• _WHAT YOU NEED TO DO_
Locate the string "sein" throughout the material and copy every line in which it occurs.

• _RECORDS FOR THIS EXERCISE_
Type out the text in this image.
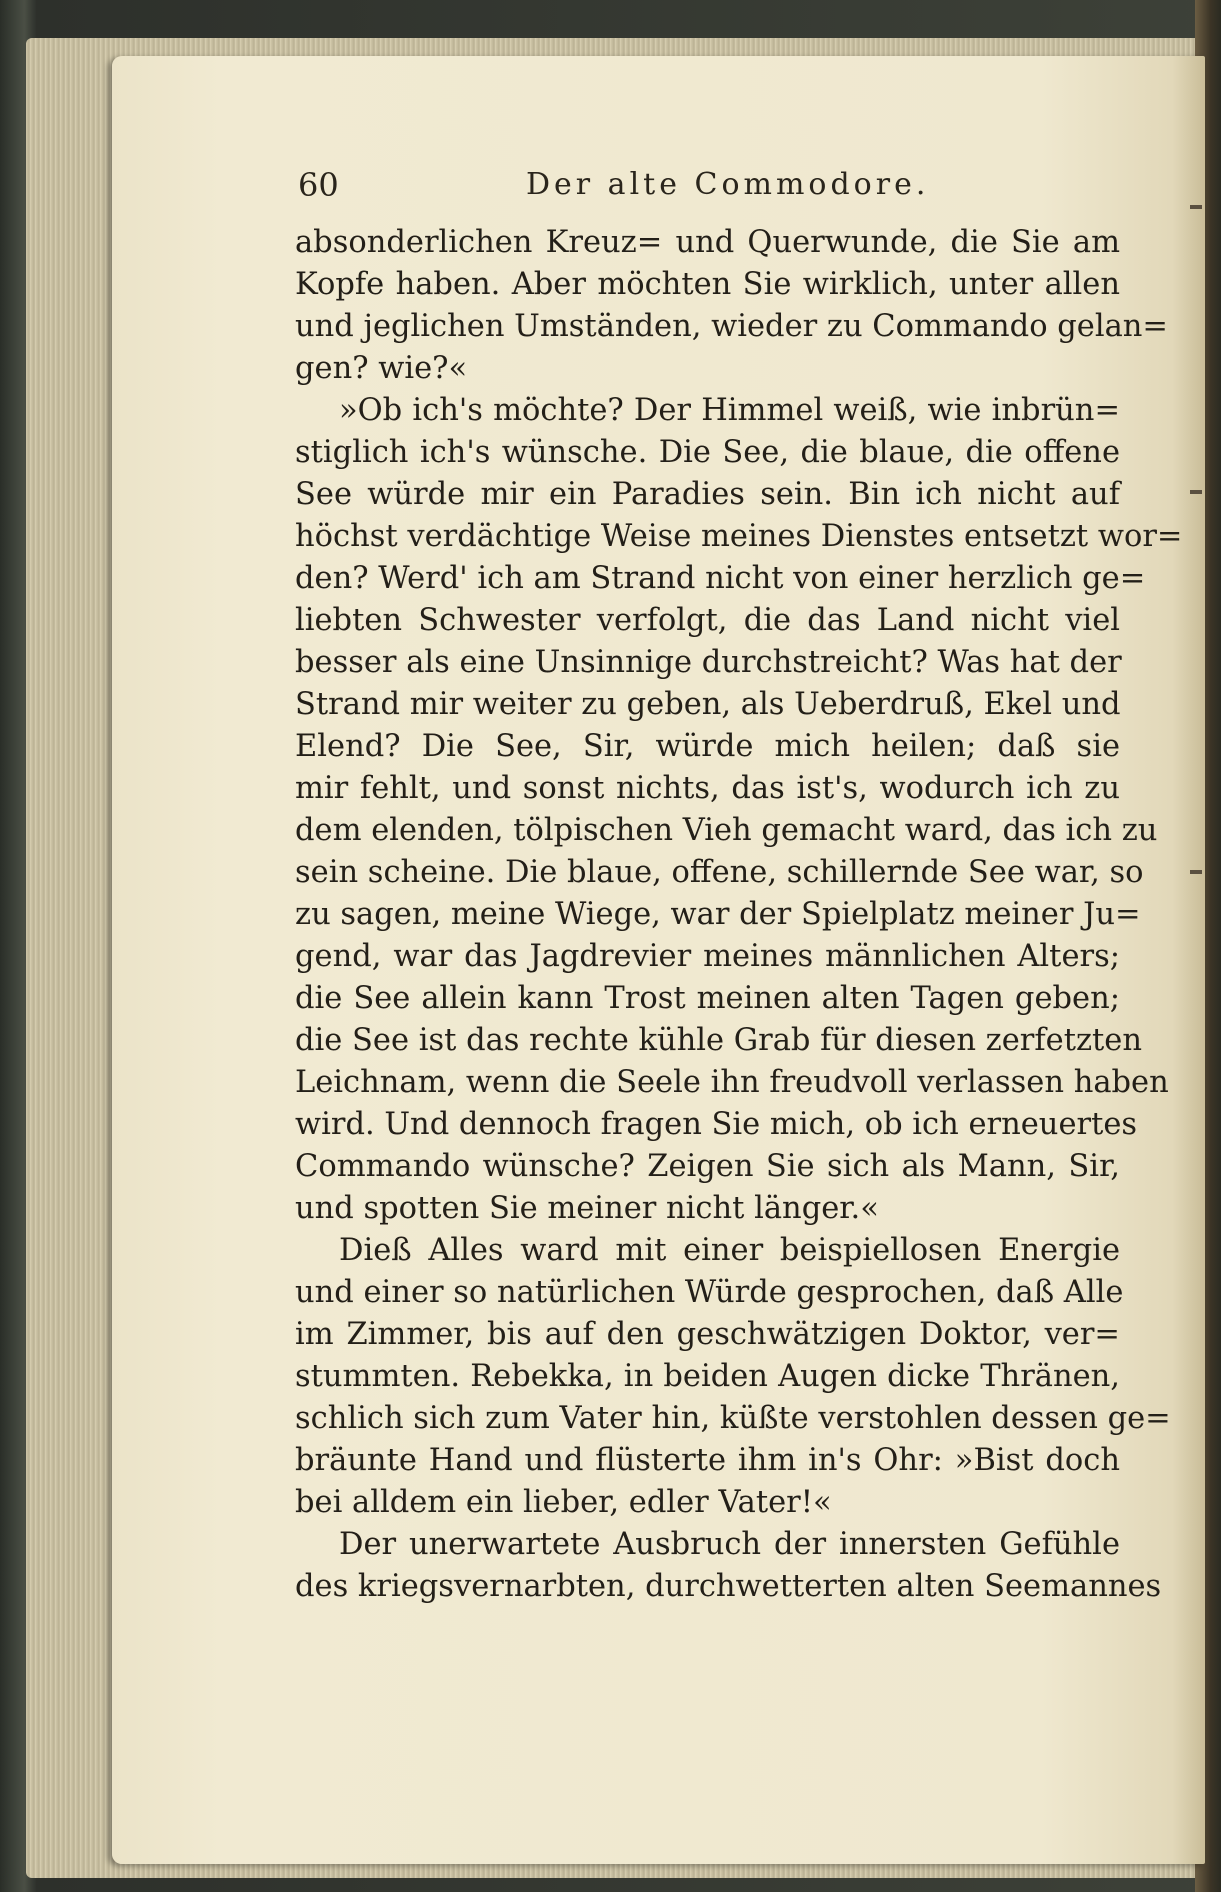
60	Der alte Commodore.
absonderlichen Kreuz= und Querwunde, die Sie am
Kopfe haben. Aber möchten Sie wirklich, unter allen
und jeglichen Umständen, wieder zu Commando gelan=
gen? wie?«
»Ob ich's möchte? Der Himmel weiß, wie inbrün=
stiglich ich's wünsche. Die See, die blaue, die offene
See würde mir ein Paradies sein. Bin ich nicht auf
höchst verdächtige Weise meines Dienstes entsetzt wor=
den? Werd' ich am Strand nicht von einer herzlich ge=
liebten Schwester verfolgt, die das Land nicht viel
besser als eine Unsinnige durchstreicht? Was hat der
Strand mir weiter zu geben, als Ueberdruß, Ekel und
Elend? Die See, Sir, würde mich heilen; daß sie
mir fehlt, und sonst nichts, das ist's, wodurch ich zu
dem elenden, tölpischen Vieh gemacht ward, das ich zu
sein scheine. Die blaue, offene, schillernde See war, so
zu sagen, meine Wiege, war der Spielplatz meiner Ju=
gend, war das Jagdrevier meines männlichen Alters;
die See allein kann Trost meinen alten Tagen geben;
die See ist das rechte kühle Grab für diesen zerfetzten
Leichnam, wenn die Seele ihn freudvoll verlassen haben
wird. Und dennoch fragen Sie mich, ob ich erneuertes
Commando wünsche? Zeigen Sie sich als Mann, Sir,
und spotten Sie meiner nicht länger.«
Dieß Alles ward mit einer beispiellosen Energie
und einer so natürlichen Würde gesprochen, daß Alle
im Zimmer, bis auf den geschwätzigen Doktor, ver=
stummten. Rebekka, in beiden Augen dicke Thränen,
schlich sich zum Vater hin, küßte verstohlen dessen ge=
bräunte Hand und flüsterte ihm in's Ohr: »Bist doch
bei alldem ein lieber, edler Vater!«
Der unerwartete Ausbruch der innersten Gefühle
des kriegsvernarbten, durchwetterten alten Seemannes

* * *

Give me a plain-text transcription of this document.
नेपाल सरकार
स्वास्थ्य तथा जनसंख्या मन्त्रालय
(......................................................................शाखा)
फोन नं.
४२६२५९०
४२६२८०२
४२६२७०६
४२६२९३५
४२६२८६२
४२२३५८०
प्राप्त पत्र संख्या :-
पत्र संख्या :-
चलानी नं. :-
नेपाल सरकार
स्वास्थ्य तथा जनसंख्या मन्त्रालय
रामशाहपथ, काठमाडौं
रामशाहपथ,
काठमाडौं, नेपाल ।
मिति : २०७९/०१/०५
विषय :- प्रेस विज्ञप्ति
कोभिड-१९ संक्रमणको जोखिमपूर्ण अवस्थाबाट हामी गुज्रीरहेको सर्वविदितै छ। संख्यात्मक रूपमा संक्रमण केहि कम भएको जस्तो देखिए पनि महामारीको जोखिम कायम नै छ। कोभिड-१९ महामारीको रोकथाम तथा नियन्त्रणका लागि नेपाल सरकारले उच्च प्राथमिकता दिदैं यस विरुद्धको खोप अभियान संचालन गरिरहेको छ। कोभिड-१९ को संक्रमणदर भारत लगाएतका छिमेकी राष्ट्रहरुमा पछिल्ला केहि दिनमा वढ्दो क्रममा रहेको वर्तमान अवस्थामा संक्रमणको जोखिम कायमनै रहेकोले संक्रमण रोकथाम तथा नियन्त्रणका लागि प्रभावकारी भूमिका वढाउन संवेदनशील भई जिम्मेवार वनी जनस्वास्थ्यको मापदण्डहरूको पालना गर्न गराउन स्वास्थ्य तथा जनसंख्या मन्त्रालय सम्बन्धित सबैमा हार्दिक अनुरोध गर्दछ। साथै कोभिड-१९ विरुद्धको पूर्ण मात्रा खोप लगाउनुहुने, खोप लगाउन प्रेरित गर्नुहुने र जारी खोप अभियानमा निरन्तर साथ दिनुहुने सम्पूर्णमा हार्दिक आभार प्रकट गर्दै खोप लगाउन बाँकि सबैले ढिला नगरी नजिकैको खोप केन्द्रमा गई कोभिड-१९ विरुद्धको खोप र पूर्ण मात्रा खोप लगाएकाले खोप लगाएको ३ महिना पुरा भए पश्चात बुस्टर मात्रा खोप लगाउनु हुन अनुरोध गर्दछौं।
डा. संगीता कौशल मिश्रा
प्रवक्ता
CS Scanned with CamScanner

* * *

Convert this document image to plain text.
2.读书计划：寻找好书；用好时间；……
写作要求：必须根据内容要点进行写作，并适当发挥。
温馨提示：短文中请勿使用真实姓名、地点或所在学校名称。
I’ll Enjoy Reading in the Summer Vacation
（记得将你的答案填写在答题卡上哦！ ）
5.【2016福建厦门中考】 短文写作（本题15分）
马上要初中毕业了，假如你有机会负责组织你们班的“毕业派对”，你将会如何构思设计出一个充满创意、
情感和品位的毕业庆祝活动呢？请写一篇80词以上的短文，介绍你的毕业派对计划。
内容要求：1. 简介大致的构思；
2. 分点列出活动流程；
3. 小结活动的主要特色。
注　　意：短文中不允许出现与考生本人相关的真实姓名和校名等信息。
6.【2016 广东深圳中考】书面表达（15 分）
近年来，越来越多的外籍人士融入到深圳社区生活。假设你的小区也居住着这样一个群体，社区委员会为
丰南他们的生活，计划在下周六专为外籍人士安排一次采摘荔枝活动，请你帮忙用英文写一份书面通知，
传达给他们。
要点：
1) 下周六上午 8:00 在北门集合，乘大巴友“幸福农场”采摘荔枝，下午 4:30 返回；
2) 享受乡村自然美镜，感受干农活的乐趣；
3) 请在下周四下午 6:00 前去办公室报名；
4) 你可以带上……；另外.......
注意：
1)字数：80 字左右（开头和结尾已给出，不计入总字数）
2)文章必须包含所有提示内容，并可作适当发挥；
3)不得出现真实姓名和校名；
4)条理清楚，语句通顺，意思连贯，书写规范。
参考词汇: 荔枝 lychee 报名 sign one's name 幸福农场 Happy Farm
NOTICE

• _FULL ANSWER_
See würde mir ein Paradies sein. Bin ich nicht auf
sein scheine. Die blaue, offene, schillernde See war, so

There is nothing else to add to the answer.